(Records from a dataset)

>> begin

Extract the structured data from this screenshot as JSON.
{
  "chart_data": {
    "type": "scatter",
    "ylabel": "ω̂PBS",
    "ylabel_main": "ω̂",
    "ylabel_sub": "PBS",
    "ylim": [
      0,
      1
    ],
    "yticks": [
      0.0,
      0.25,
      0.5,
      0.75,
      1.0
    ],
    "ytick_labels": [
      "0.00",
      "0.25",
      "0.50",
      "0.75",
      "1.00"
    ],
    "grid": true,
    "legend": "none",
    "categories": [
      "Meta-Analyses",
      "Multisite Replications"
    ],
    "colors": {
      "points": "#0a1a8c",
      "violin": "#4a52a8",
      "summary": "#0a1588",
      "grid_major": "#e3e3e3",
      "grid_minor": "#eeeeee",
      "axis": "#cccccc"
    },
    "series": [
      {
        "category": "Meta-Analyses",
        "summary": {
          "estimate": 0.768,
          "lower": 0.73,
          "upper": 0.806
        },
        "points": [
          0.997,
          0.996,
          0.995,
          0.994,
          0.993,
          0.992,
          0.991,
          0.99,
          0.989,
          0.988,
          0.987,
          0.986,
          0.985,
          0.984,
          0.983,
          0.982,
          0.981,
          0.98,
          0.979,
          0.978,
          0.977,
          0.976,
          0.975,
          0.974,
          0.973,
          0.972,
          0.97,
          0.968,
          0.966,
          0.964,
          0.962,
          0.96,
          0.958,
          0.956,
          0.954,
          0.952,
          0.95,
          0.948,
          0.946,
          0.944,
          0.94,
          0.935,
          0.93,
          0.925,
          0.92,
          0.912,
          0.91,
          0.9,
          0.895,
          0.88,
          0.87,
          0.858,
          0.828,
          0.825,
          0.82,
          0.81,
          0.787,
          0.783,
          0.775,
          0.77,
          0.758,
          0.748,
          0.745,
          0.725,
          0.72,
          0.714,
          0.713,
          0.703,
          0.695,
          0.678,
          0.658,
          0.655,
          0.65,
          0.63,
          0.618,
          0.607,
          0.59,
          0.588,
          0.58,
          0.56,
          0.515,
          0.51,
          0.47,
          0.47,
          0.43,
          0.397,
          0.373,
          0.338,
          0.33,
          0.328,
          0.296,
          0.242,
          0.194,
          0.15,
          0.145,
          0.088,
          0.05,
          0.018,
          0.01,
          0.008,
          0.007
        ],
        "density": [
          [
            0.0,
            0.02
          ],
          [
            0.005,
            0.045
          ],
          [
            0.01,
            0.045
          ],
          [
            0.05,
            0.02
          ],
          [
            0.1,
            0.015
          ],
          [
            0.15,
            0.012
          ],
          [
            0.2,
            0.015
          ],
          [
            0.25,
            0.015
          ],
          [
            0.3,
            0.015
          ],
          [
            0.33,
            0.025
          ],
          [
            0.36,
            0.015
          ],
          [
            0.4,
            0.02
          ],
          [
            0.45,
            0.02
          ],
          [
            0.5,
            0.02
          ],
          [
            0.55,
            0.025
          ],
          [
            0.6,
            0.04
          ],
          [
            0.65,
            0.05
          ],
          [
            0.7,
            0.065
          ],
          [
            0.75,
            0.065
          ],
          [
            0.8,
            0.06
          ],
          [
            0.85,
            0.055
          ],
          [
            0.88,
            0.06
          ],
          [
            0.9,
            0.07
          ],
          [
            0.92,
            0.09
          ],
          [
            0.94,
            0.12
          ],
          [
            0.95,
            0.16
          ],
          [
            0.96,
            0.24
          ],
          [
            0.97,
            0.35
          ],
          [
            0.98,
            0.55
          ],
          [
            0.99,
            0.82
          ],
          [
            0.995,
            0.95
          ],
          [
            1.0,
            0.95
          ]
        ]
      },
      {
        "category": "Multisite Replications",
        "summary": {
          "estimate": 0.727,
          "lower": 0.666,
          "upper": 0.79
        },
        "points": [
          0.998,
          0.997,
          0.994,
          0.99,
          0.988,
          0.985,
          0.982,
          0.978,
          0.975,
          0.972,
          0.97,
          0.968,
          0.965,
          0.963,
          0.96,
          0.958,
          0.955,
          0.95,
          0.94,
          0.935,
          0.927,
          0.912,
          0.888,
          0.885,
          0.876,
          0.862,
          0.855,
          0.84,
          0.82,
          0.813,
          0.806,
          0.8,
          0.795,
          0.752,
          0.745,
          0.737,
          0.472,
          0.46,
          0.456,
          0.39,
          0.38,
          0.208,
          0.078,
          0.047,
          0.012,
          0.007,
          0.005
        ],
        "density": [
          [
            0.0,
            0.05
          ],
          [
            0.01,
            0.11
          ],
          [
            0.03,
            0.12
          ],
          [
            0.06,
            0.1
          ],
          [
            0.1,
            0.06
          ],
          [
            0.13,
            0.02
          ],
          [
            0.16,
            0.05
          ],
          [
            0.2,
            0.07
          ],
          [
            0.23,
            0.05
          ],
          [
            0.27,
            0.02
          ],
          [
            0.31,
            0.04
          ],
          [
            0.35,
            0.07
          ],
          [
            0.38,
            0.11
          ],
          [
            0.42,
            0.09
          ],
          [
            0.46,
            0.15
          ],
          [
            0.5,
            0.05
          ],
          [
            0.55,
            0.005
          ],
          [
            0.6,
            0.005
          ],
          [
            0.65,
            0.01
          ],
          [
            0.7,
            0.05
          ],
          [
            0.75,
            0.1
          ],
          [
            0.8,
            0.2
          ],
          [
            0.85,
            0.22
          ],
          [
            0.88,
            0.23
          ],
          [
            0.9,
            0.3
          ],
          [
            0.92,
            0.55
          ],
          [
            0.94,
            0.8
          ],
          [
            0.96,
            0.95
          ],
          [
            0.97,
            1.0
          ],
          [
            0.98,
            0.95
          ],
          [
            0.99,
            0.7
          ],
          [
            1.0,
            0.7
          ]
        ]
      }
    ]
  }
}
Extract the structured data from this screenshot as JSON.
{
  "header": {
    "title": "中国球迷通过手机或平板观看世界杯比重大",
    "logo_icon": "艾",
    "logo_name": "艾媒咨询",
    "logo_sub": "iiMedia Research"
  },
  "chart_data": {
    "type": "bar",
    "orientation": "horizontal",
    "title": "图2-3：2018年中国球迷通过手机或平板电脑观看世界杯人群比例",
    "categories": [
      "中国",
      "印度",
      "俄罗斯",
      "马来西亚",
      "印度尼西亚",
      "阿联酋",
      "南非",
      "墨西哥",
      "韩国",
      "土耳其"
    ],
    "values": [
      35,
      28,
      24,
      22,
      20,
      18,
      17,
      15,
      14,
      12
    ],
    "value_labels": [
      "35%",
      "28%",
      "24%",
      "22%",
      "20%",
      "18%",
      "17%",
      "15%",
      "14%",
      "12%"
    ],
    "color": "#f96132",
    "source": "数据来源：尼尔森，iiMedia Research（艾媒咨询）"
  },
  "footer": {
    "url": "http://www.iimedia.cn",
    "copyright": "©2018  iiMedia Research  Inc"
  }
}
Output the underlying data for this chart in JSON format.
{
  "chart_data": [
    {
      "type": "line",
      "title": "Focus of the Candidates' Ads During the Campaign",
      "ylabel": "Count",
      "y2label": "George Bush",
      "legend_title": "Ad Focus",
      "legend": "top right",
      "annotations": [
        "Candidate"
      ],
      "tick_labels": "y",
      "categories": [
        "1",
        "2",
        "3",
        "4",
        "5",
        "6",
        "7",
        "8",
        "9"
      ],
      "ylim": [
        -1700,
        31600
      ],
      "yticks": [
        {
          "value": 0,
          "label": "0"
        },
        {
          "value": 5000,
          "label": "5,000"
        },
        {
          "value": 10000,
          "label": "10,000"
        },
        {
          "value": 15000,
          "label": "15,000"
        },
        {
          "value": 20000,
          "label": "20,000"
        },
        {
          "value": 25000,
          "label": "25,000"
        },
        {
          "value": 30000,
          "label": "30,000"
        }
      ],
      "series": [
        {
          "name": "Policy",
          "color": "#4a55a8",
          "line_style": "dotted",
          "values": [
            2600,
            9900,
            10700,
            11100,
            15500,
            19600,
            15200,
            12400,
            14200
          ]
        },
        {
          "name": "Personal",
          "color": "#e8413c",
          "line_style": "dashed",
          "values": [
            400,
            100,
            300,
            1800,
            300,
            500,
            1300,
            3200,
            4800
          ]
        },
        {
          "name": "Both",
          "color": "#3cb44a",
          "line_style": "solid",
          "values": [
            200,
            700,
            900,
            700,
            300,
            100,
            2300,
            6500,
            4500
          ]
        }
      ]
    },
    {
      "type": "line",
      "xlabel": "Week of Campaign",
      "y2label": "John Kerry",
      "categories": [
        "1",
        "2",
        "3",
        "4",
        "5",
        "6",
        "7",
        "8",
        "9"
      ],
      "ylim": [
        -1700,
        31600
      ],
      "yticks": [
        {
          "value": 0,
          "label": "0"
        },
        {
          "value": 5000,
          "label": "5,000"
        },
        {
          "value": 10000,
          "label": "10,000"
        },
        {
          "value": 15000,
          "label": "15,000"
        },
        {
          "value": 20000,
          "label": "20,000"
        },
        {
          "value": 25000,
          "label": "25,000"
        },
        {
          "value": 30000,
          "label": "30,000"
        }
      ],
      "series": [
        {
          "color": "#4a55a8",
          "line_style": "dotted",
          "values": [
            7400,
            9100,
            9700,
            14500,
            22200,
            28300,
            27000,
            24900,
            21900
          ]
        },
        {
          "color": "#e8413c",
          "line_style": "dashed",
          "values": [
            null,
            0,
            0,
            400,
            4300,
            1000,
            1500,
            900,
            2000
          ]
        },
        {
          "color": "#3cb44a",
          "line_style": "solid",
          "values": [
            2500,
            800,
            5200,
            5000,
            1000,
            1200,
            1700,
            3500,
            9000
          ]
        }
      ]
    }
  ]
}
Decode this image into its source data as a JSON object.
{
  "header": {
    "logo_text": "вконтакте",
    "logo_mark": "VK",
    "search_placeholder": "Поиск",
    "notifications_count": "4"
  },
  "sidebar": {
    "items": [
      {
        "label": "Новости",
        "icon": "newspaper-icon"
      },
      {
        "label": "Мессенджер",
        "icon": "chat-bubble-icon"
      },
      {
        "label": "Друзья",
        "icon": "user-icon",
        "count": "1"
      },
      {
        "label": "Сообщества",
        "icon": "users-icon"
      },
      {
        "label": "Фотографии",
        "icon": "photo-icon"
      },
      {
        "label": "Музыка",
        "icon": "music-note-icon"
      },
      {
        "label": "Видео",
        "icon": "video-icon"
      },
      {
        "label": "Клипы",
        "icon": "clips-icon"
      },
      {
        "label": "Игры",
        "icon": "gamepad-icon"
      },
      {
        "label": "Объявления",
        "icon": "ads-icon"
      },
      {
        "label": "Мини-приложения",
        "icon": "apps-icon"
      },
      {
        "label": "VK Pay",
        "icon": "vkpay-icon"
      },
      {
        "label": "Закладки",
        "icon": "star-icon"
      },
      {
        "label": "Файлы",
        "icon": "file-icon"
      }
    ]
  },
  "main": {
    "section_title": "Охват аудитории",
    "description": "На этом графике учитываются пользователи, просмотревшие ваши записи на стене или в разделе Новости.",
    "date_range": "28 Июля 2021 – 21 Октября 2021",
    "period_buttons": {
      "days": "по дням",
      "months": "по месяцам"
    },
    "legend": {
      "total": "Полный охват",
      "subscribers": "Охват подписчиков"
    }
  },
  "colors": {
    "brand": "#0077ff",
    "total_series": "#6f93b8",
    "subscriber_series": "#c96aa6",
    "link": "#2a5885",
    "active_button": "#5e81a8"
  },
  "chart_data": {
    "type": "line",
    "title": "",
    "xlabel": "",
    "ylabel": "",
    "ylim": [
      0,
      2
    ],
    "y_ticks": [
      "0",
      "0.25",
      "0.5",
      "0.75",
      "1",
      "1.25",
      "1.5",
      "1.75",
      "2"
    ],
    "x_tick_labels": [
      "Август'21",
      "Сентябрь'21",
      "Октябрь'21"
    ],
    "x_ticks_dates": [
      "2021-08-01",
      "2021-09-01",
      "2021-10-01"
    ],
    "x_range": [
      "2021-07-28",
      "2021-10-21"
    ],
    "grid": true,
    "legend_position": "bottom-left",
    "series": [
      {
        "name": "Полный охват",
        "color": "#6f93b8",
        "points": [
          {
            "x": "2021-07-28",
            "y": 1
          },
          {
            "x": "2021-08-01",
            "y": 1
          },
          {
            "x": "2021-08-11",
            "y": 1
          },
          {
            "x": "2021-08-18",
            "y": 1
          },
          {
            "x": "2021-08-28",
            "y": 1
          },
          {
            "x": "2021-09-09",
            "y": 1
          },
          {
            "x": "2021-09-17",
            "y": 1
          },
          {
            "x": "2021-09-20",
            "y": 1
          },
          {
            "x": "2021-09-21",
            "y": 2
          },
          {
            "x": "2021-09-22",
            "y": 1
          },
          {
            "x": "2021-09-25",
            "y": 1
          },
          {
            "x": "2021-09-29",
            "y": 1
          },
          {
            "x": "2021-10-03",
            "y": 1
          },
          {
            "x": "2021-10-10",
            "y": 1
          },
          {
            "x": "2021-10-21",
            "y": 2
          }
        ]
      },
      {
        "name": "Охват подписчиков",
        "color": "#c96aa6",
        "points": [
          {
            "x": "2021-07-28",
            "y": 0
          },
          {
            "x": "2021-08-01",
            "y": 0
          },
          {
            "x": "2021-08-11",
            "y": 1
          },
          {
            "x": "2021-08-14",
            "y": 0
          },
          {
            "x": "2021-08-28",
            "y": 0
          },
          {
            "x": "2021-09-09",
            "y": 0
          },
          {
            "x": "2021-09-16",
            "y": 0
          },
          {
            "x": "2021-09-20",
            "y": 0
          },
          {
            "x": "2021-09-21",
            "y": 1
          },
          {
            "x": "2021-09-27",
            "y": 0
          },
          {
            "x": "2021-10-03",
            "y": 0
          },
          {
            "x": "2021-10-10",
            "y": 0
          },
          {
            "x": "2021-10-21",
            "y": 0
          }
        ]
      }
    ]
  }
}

>> end

== Written problem ==
Copy each line containing the word "Replications" from the data.

== Correct result ==
      "Multisite Replications"
        "category": "Multisite Replications",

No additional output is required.